**Work required**
Could you print all the entries exactly?

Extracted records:
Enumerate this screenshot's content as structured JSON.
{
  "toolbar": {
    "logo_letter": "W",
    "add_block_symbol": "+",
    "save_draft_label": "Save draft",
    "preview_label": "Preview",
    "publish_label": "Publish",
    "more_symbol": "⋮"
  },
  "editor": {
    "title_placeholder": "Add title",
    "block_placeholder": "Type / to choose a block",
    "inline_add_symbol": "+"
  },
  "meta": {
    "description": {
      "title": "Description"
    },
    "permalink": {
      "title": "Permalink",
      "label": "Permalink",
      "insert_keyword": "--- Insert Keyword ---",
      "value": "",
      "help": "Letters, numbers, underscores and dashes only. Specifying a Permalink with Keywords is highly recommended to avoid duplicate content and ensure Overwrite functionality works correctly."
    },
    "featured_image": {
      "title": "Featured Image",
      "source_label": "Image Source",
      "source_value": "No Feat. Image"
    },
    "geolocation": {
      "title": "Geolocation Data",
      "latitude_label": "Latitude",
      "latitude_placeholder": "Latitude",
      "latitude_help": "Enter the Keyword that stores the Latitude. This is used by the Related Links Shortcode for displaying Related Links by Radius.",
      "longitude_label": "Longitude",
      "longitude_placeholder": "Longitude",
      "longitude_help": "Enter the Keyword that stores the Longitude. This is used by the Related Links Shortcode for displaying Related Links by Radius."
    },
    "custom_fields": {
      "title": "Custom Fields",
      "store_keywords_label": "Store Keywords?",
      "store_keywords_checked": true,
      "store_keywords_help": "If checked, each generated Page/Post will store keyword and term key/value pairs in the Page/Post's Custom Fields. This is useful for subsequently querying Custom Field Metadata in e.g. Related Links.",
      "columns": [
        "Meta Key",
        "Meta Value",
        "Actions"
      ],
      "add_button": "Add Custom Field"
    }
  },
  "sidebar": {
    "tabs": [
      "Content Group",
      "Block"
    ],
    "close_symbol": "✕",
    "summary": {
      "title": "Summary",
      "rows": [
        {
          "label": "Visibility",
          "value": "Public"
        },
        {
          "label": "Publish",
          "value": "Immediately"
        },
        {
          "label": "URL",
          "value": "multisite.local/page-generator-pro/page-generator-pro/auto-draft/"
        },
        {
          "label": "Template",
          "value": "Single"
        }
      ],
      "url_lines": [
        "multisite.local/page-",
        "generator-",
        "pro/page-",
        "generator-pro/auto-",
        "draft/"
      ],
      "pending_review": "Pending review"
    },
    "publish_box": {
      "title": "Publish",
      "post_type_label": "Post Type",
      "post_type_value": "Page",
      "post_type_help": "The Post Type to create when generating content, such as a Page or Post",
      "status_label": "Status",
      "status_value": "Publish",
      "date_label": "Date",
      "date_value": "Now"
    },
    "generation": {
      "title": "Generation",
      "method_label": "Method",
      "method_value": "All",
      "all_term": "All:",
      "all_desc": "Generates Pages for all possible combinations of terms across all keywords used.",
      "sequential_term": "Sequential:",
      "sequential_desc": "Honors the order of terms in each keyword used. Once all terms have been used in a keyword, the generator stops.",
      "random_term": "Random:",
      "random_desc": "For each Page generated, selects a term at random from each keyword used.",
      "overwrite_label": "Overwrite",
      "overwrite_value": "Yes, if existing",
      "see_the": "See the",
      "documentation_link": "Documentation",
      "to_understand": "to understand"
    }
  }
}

**Right answer**
Enumerate this screenshot's content as structured JSON.
{
  "toolbar": {
    "logo_letter": "W",
    "add_block_symbol": "+",
    "save_draft_label": "Save draft",
    "preview_label": "Preview",
    "publish_label": "Publish",
    "more_symbol": "⋮"
  },
  "editor": {
    "title_placeholder": "Add title",
    "block_placeholder": "Type / to choose a block",
    "inline_add_symbol": "+"
  },
  "meta": {
    "description": {
      "title": "Description"
    },
    "permalink": {
      "title": "Permalink",
      "label": "Permalink",
      "insert_keyword": "--- Insert Keyword ---",
      "value": "",
      "help": "Letters, numbers, underscores and dashes only. Specifying a Permalink with Keywords is highly recommended to avoid duplicate content and ensure Overwrite functionality works correctly."
    },
    "featured_image": {
      "title": "Featured Image",
      "source_label": "Image Source",
      "source_value": "No Feat. Image"
    },
    "geolocation": {
      "title": "Geolocation Data",
      "latitude_label": "Latitude",
      "latitude_placeholder": "Latitude",
      "latitude_help": "Enter the Keyword that stores the Latitude. This is used by the Related Links Shortcode for displaying Related Links by Radius.",
      "longitude_label": "Longitude",
      "longitude_placeholder": "Longitude",
      "longitude_help": "Enter the Keyword that stores the Longitude. This is used by the Related Links Shortcode for displaying Related Links by Radius."
    },
    "custom_fields": {
      "title": "Custom Fields",
      "store_keywords_label": "Store Keywords?",
      "store_keywords_checked": true,
      "store_keywords_help": "If checked, each generated Page/Post will store keyword and term key/value pairs in the Page/Post's Custom Fields. This is useful for subsequently querying Custom Field Metadata in e.g. Related Links.",
      "columns": [
        "Meta Key",
        "Meta Value",
        "Actions"
      ],
      "add_button": "Add Custom Field"
    }
  },
  "sidebar": {
    "tabs": [
      "Content Group",
      "Block"
    ],
    "close_symbol": "✕",
    "summary": {
      "title": "Summary",
      "rows": [
        {
          "label": "Visibility",
          "value": "Public"
        },
        {
          "label": "Publish",
          "value": "Immediately"
        },
        {
          "label": "URL",
          "value": "multisite.local/page-generator-pro/page-generator-pro/auto-draft/"
        },
        {
          "label": "Template",
          "value": "Single"
        }
      ],
      "url_lines": [
        "multisite.local/page-",
        "generator-",
        "pro/page-",
        "generator-pro/auto-",
        "draft/"
      ],
      "pending_review": "Pending review"
    },
    "publish_box": {
      "title": "Publish",
      "post_type_label": "Post Type",
      "post_type_value": "Page",
      "post_type_help": "The Post Type to create when generating content, such as a Page or Post",
      "status_label": "Status",
      "status_value": "Publish",
      "date_label": "Date",
      "date_value": "Now"
    },
    "generation": {
      "title": "Generation",
      "method_label": "Method",
      "method_value": "All",
      "all_term": "All:",
      "all_desc": "Generates Pages for all possible combinations of terms across all keywords used.",
      "sequential_term": "Sequential:",
      "sequential_desc": "Honors the order of terms in each keyword used. Once all terms have been used in a keyword, the generator stops.",
      "random_term": "Random:",
      "random_desc": "For each Page generated, selects a term at random from each keyword used.",
      "overwrite_label": "Overwrite",
      "overwrite_value": "Yes, if existing",
      "see_the": "See the",
      "documentation_link": "Documentation",
      "to_understand": "to understand"
    }
  }
}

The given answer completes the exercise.